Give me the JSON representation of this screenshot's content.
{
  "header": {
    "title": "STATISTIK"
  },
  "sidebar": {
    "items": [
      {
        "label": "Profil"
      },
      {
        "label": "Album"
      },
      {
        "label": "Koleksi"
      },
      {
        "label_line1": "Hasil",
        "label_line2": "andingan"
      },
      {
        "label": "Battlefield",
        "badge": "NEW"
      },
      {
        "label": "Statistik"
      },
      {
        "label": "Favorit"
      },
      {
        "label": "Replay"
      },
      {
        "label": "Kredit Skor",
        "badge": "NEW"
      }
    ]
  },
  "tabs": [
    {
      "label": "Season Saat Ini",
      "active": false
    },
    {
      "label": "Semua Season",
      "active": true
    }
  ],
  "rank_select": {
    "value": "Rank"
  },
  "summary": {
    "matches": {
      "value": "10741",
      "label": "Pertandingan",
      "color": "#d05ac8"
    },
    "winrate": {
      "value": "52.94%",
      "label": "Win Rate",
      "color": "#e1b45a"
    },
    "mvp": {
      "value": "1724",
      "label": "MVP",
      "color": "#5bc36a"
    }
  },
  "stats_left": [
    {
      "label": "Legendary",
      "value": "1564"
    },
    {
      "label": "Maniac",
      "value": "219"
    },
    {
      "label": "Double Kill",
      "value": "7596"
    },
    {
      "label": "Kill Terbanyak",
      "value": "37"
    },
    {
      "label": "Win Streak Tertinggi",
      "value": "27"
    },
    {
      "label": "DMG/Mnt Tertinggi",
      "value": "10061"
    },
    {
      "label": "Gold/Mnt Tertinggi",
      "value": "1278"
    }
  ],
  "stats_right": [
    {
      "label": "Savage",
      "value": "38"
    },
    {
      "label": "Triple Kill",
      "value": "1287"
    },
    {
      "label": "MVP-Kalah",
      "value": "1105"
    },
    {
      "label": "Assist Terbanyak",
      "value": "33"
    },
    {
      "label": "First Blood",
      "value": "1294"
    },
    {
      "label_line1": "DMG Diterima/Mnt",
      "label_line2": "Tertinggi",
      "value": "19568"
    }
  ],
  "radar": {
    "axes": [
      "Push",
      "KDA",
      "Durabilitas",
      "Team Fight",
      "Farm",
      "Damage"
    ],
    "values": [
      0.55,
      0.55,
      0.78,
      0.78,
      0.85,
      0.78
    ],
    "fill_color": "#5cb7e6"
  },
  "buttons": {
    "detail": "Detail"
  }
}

........

Output the records above in their entirety, exactly.

Give me the JSON representation of this screenshot's content.
{
  "header": {
    "title": "STATISTIK"
  },
  "sidebar": {
    "items": [
      {
        "label": "Profil"
      },
      {
        "label": "Album"
      },
      {
        "label": "Koleksi"
      },
      {
        "label_line1": "Hasil",
        "label_line2": "andingan"
      },
      {
        "label": "Battlefield",
        "badge": "NEW"
      },
      {
        "label": "Statistik"
      },
      {
        "label": "Favorit"
      },
      {
        "label": "Replay"
      },
      {
        "label": "Kredit Skor",
        "badge": "NEW"
      }
    ]
  },
  "tabs": [
    {
      "label": "Season Saat Ini",
      "active": false
    },
    {
      "label": "Semua Season",
      "active": true
    }
  ],
  "rank_select": {
    "value": "Rank"
  },
  "summary": {
    "matches": {
      "value": "10741",
      "label": "Pertandingan",
      "color": "#d05ac8"
    },
    "winrate": {
      "value": "52.94%",
      "label": "Win Rate",
      "color": "#e1b45a"
    },
    "mvp": {
      "value": "1724",
      "label": "MVP",
      "color": "#5bc36a"
    }
  },
  "stats_left": [
    {
      "label": "Legendary",
      "value": "1564"
    },
    {
      "label": "Maniac",
      "value": "219"
    },
    {
      "label": "Double Kill",
      "value": "7596"
    },
    {
      "label": "Kill Terbanyak",
      "value": "37"
    },
    {
      "label": "Win Streak Tertinggi",
      "value": "27"
    },
    {
      "label": "DMG/Mnt Tertinggi",
      "value": "10061"
    },
    {
      "label": "Gold/Mnt Tertinggi",
      "value": "1278"
    }
  ],
  "stats_right": [
    {
      "label": "Savage",
      "value": "38"
    },
    {
      "label": "Triple Kill",
      "value": "1287"
    },
    {
      "label": "MVP-Kalah",
      "value": "1105"
    },
    {
      "label": "Assist Terbanyak",
      "value": "33"
    },
    {
      "label": "First Blood",
      "value": "1294"
    },
    {
      "label_line1": "DMG Diterima/Mnt",
      "label_line2": "Tertinggi",
      "value": "19568"
    }
  ],
  "radar": {
    "axes": [
      "Push",
      "KDA",
      "Durabilitas",
      "Team Fight",
      "Farm",
      "Damage"
    ],
    "values": [
      0.55,
      0.55,
      0.78,
      0.78,
      0.85,
      0.78
    ],
    "fill_color": "#5cb7e6"
  },
  "buttons": {
    "detail": "Detail"
  }
}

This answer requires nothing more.